**TASKS**
A: Please reproduce the passage of the dog forum thread from "I think it's" up to and including "of their life.".
B: Pick up the dog forum thread after its last sentence and keep writing it.

I think what I might do is try to greet them without Mercy and ask for a playdate sometime if I don't chicken out. it's hard not to chicken out after already having had a negative encounter with someone. Often at festivals or special events, I ask my husband to hold Mercy so I can pet a beautiful GSD, since I know they can be dog aggressive.


----------



## Megora (Jun 7, 2010)

Leslie B said:


> I don't know if it is a "pet" peeve but I have an issue with people who give up on their dog just because it is older. I recently had a 10 year old dog returned to me (I am the breeder) because the owner had a new baby and did not have the time for the dog any longer. While I am relieved that the dog did not go to a shelter or just put down, I am stumped by the heartlessness to drop of an older dog without any thought or care that a 10 year old dog is extremely hard to place in a new home. Of course she has a great kennel mate in the 13 1/2 year old dog that was returned to me last year!


I think it's likely they never truly loved that dog and or are incapable of actually "loving" a dog. Because the fact of the matter is that dogs who get up to that age make up for all expenses and difficulties in caring for them.... with their sweetness. After our dogs (Sammy and Danny) turned 8 or 9.... they basically graduated to the "can do no wrong" stage of their life.

**INFORMATION PROVIDED**
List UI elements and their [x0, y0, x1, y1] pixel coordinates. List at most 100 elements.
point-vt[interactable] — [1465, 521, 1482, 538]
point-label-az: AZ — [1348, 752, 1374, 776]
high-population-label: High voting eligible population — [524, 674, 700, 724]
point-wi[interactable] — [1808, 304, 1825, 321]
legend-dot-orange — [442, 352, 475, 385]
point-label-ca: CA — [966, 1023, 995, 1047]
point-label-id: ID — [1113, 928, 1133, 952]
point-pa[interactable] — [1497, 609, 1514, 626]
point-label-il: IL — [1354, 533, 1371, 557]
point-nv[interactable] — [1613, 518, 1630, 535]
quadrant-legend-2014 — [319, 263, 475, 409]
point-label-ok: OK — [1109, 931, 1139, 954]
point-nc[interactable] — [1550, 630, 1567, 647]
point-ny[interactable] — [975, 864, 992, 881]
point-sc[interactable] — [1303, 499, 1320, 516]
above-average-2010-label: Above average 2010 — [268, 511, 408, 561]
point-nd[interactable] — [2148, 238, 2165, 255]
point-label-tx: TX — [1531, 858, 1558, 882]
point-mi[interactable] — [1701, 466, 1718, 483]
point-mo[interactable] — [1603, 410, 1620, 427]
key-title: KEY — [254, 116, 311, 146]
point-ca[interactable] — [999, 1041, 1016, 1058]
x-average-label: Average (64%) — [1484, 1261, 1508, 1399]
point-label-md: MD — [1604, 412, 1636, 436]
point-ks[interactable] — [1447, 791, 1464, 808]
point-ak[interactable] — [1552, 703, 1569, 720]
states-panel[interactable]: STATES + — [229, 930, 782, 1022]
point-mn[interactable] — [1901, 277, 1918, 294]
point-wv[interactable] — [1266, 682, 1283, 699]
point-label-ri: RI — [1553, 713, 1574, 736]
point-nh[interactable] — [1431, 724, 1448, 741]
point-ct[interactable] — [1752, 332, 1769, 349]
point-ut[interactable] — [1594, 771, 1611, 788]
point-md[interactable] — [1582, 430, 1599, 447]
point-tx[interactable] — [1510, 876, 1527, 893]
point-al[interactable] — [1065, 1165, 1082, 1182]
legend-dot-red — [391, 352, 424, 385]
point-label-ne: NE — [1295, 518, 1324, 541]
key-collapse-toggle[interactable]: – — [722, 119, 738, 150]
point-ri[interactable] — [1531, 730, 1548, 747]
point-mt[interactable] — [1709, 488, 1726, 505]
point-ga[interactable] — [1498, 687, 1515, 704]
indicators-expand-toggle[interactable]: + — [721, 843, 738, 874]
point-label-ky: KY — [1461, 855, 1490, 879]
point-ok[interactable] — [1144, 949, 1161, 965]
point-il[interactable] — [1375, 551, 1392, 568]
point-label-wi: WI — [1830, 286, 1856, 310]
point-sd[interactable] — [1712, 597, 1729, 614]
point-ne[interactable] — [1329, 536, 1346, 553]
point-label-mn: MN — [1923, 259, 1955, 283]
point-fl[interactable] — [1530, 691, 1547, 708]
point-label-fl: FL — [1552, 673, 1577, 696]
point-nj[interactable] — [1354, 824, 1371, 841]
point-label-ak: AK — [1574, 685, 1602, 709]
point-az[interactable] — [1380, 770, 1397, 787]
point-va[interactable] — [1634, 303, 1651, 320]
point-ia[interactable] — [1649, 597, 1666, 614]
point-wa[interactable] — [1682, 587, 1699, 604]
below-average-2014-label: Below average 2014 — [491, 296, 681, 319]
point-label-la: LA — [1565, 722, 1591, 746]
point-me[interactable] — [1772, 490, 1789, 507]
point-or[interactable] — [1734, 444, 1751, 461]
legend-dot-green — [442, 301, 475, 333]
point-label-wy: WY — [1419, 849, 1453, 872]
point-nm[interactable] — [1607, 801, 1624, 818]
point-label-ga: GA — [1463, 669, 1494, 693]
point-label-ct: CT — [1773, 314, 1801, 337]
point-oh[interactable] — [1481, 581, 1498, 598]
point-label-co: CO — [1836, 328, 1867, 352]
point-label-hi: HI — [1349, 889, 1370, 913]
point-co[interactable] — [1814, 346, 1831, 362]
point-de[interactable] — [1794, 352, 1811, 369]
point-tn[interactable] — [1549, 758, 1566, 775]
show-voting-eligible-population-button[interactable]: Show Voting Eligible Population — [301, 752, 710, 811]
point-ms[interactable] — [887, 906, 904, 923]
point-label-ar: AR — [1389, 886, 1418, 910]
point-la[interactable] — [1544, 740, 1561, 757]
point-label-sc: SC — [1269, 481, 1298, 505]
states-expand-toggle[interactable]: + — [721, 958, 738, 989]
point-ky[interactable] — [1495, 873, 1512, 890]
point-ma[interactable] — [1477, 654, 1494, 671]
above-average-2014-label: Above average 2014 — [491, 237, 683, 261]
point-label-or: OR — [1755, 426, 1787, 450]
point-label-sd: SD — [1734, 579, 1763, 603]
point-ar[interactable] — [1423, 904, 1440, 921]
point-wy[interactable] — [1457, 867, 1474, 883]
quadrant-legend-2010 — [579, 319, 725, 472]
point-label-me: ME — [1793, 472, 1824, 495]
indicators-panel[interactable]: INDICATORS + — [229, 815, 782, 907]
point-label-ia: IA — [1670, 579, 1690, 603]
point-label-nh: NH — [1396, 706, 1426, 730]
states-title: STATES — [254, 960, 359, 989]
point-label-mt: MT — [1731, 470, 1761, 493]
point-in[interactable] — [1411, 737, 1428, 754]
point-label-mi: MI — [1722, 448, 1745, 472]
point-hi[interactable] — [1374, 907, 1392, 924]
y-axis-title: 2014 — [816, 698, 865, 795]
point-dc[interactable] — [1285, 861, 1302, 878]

**ANSWERS TO THE EXERCISE**
A:
I think it's likely they never truly loved that dog and or are incapable of actually "loving" a dog. Because the fact of the matter is that dogs who get up to that age make up for all expenses and difficulties in caring for them.... with their sweetness. After our dogs (Sammy and Danny) turned 8 or 9.... they basically graduated to the "can do no wrong" stage of their life.

B:
I have friends whose goldens were the same way... and the last moments with their dogs were sweetest ones. My friend who owned Danny's sweetheart (Danny and this girl grew up together in the same classes and showed the same times, looked and acted alike, were practically littermates by how they greeted each other and would hang out together during class).... this girl passed away blissfully at 15, laying in her usual spot under a kitchen chair watching her mom cook supper.

Dogs who are valued and loved to that extent... are never given up by their owners.


----------



## MaggieandBailey (Nov 26, 2013)

Leslie B said:


> I don't know if it is a "pet" peeve but I have an issue with people who give up on their dog just because it is older.  I recently had a 10 year old dog returned to me (I am the breeder) because the owner had a new baby and did not have the time for the dog any longer.  While I am relieved that the dog did not go to a shelter or just put down, I am stumped by the heartlessness to drop of an older dog without any thought or care that a 10 year old dog is extremely hard to place in a new home. Of course she has a great kennel mate in the 13 1/2 year old dog that was returned to me last year!



This breaks my heart...what is wrong with people?! So glad they are back with you...


----------



## EvaDog (Jun 16, 2013)

Definitely the dog owners who do not pick up after their dogs. I am shocked at how many poop piles I see on sidewalks and lawns in my neighbourhood. It gives the rest of us responsible pet owners a bad name.


----------



## Melfice (Aug 4, 2012)

Megora said:


> I think it's likely they never truly loved that dog and or are incapable of actually "loving" a dog. Because the fact of the matter is that dogs who get up to that age make up for all expenses and difficulties in caring for them.... with their sweetness. After our dogs (Sammy and Danny) turned 8 or 9.... they basically graduated to the "can do no wrong" stage of their life.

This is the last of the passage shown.